→ Exercise directions
Leave out the pictures and repeat the rest of the material exactly.
——
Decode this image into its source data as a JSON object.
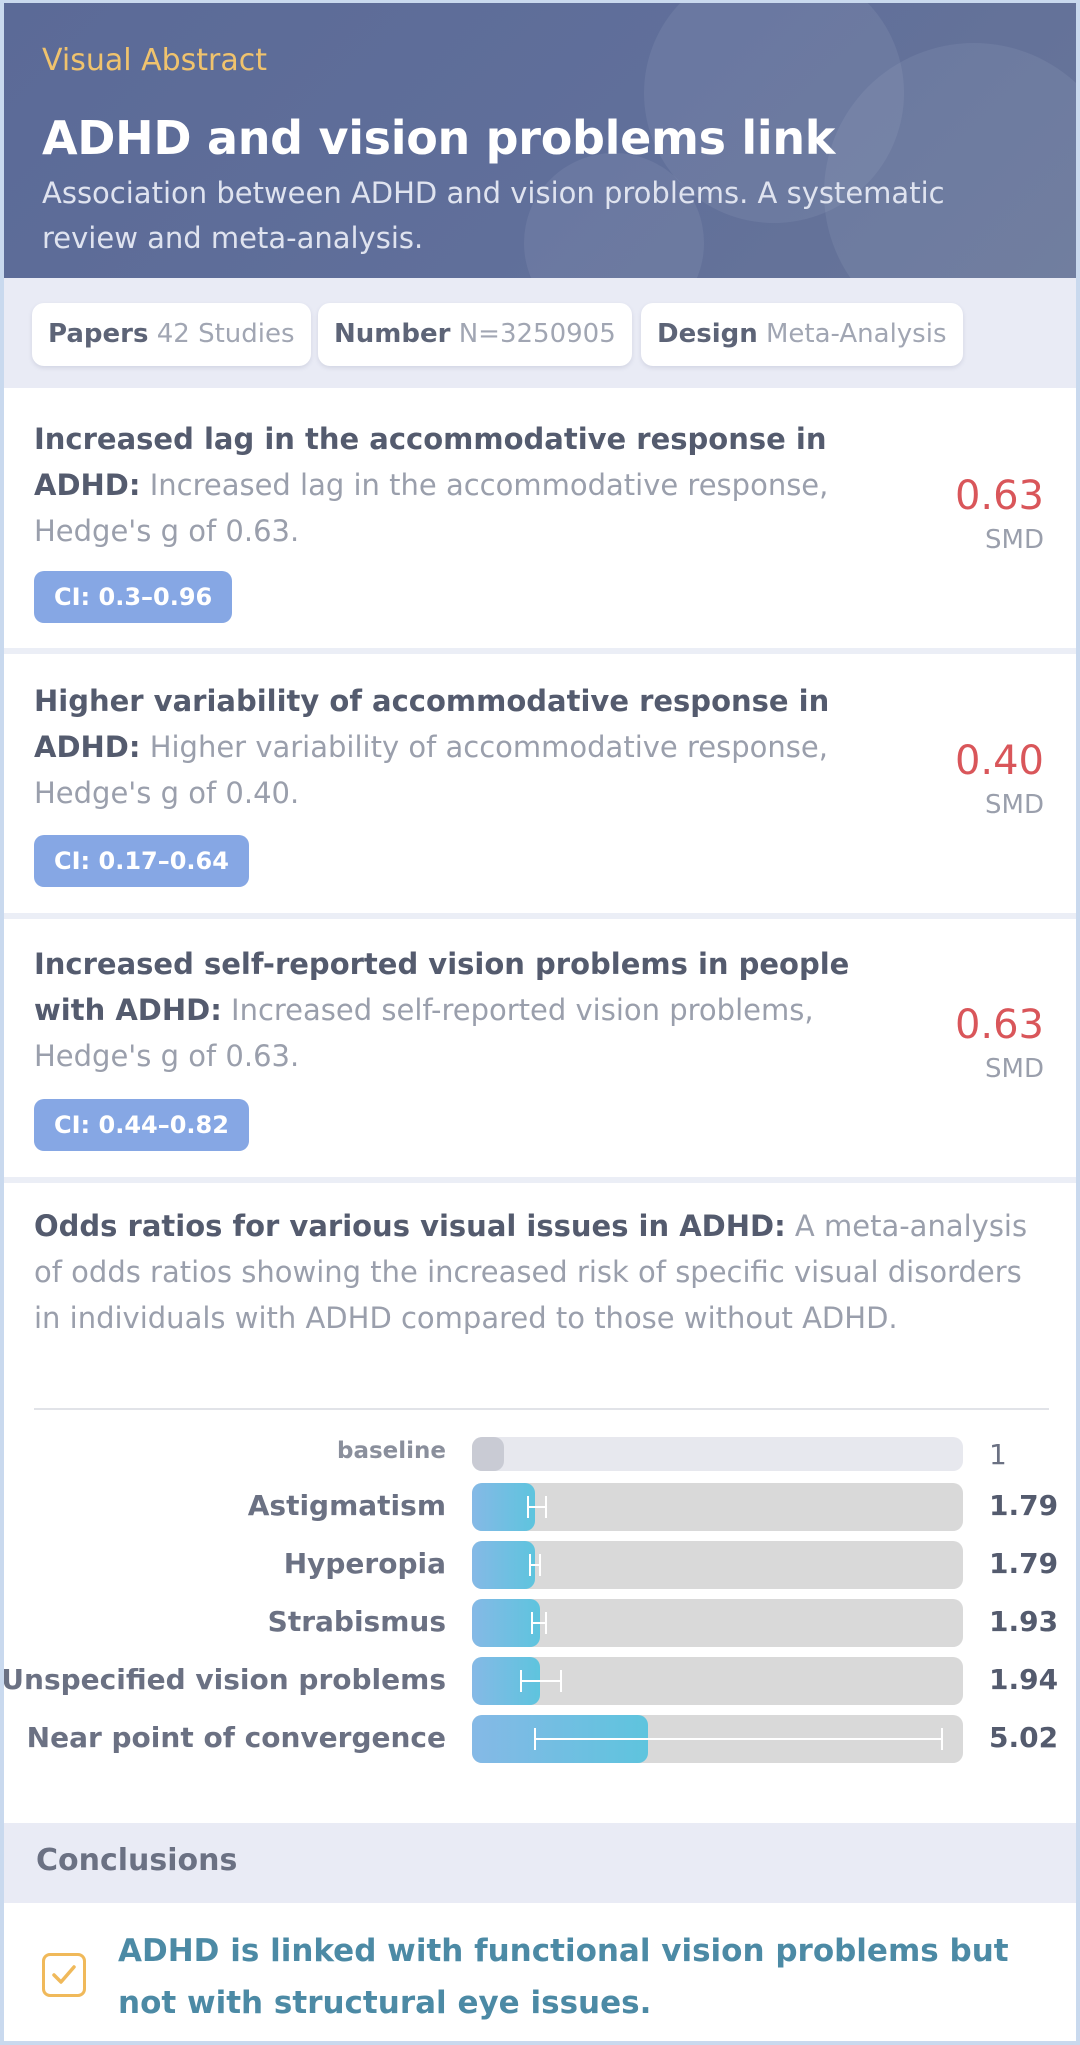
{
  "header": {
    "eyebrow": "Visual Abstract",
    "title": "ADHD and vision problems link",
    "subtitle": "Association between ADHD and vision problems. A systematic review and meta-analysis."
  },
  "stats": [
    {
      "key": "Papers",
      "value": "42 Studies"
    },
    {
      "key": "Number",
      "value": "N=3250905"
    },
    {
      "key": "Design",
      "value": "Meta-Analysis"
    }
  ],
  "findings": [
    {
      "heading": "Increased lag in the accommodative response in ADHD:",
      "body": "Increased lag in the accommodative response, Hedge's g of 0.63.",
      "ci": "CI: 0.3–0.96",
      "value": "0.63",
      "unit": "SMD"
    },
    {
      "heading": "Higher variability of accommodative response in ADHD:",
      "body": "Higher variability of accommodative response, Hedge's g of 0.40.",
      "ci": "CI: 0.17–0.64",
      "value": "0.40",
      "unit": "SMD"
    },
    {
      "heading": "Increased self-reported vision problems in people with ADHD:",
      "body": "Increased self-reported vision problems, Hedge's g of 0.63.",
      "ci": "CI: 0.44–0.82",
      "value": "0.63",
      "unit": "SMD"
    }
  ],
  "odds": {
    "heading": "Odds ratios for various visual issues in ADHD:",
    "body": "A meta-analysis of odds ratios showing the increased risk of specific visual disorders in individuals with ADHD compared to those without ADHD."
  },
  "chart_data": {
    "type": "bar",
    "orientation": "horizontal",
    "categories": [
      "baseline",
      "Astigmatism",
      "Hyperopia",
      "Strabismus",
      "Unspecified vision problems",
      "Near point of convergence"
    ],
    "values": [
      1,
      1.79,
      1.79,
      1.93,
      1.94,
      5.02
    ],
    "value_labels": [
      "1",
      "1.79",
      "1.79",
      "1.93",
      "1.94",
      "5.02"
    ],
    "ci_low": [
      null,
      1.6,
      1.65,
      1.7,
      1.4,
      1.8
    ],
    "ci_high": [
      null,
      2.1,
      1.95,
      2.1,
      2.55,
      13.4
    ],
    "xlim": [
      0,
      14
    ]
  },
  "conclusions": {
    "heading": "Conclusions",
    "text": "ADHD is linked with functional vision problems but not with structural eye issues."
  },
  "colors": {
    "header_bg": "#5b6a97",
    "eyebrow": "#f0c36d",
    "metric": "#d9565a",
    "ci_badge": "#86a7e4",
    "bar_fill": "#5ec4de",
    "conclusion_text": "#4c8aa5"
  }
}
——
→ Task result
Decode this image into its source data as a JSON object.
{
  "header": {
    "eyebrow": "Visual Abstract",
    "title": "ADHD and vision problems link",
    "subtitle": "Association between ADHD and vision problems. A systematic review and meta-analysis."
  },
  "stats": [
    {
      "key": "Papers",
      "value": "42 Studies"
    },
    {
      "key": "Number",
      "value": "N=3250905"
    },
    {
      "key": "Design",
      "value": "Meta-Analysis"
    }
  ],
  "findings": [
    {
      "heading": "Increased lag in the accommodative response in ADHD:",
      "body": "Increased lag in the accommodative response, Hedge's g of 0.63.",
      "ci": "CI: 0.3–0.96",
      "value": "0.63",
      "unit": "SMD"
    },
    {
      "heading": "Higher variability of accommodative response in ADHD:",
      "body": "Higher variability of accommodative response, Hedge's g of 0.40.",
      "ci": "CI: 0.17–0.64",
      "value": "0.40",
      "unit": "SMD"
    },
    {
      "heading": "Increased self-reported vision problems in people with ADHD:",
      "body": "Increased self-reported vision problems, Hedge's g of 0.63.",
      "ci": "CI: 0.44–0.82",
      "value": "0.63",
      "unit": "SMD"
    }
  ],
  "odds": {
    "heading": "Odds ratios for various visual issues in ADHD:",
    "body": "A meta-analysis of odds ratios showing the increased risk of specific visual disorders in individuals with ADHD compared to those without ADHD."
  },
  "chart_data": {
    "type": "bar",
    "orientation": "horizontal",
    "categories": [
      "baseline",
      "Astigmatism",
      "Hyperopia",
      "Strabismus",
      "Unspecified vision problems",
      "Near point of convergence"
    ],
    "values": [
      1,
      1.79,
      1.79,
      1.93,
      1.94,
      5.02
    ],
    "value_labels": [
      "1",
      "1.79",
      "1.79",
      "1.93",
      "1.94",
      "5.02"
    ],
    "ci_low": [
      null,
      1.6,
      1.65,
      1.7,
      1.4,
      1.8
    ],
    "ci_high": [
      null,
      2.1,
      1.95,
      2.1,
      2.55,
      13.4
    ],
    "xlim": [
      0,
      14
    ]
  },
  "conclusions": {
    "heading": "Conclusions",
    "text": "ADHD is linked with functional vision problems but not with structural eye issues."
  },
  "colors": {
    "header_bg": "#5b6a97",
    "eyebrow": "#f0c36d",
    "metric": "#d9565a",
    "ci_badge": "#86a7e4",
    "bar_fill": "#5ec4de",
    "conclusion_text": "#4c8aa5"
  }
}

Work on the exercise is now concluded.